» PROVIDED INFORMATION
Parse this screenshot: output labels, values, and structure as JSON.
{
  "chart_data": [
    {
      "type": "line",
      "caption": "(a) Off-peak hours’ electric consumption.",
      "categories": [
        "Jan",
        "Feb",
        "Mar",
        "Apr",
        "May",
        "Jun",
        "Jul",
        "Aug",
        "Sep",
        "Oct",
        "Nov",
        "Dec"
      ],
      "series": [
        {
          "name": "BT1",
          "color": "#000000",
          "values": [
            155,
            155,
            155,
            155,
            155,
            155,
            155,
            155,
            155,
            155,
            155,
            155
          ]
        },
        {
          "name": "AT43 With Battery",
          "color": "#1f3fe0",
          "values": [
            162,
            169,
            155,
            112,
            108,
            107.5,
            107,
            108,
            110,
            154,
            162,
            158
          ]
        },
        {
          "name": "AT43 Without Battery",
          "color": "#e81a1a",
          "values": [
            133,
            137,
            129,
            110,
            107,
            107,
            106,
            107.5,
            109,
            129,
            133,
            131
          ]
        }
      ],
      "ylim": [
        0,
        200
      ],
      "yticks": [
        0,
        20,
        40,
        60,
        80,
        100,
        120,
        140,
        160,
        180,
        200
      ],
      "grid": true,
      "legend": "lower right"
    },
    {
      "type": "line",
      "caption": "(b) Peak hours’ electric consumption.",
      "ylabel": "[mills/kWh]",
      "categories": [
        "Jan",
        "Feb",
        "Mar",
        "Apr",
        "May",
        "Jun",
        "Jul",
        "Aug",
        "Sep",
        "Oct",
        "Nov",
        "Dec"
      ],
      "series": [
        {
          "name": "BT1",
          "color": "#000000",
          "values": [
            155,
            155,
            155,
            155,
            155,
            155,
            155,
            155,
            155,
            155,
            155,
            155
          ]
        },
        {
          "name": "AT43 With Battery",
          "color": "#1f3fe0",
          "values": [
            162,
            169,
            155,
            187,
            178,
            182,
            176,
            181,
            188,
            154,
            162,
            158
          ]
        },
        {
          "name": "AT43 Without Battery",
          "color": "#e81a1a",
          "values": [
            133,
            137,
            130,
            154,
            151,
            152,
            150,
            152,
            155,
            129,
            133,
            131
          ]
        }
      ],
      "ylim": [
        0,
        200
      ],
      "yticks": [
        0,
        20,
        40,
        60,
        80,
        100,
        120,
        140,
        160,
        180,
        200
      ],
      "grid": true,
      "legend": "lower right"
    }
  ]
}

» EXERCISE GOAL
Give an exact copy of all the data shown above.

» FINISHED EXERCISE
Parse this screenshot: output labels, values, and structure as JSON.
{
  "chart_data": [
    {
      "type": "line",
      "caption": "(a) Off-peak hours’ electric consumption.",
      "categories": [
        "Jan",
        "Feb",
        "Mar",
        "Apr",
        "May",
        "Jun",
        "Jul",
        "Aug",
        "Sep",
        "Oct",
        "Nov",
        "Dec"
      ],
      "series": [
        {
          "name": "BT1",
          "color": "#000000",
          "values": [
            155,
            155,
            155,
            155,
            155,
            155,
            155,
            155,
            155,
            155,
            155,
            155
          ]
        },
        {
          "name": "AT43 With Battery",
          "color": "#1f3fe0",
          "values": [
            162,
            169,
            155,
            112,
            108,
            107.5,
            107,
            108,
            110,
            154,
            162,
            158
          ]
        },
        {
          "name": "AT43 Without Battery",
          "color": "#e81a1a",
          "values": [
            133,
            137,
            129,
            110,
            107,
            107,
            106,
            107.5,
            109,
            129,
            133,
            131
          ]
        }
      ],
      "ylim": [
        0,
        200
      ],
      "yticks": [
        0,
        20,
        40,
        60,
        80,
        100,
        120,
        140,
        160,
        180,
        200
      ],
      "grid": true,
      "legend": "lower right"
    },
    {
      "type": "line",
      "caption": "(b) Peak hours’ electric consumption.",
      "ylabel": "[mills/kWh]",
      "categories": [
        "Jan",
        "Feb",
        "Mar",
        "Apr",
        "May",
        "Jun",
        "Jul",
        "Aug",
        "Sep",
        "Oct",
        "Nov",
        "Dec"
      ],
      "series": [
        {
          "name": "BT1",
          "color": "#000000",
          "values": [
            155,
            155,
            155,
            155,
            155,
            155,
            155,
            155,
            155,
            155,
            155,
            155
          ]
        },
        {
          "name": "AT43 With Battery",
          "color": "#1f3fe0",
          "values": [
            162,
            169,
            155,
            187,
            178,
            182,
            176,
            181,
            188,
            154,
            162,
            158
          ]
        },
        {
          "name": "AT43 Without Battery",
          "color": "#e81a1a",
          "values": [
            133,
            137,
            130,
            154,
            151,
            152,
            150,
            152,
            155,
            129,
            133,
            131
          ]
        }
      ],
      "ylim": [
        0,
        200
      ],
      "yticks": [
        0,
        20,
        40,
        60,
        80,
        100,
        120,
        140,
        160,
        180,
        200
      ],
      "grid": true,
      "legend": "lower right"
    }
  ]
}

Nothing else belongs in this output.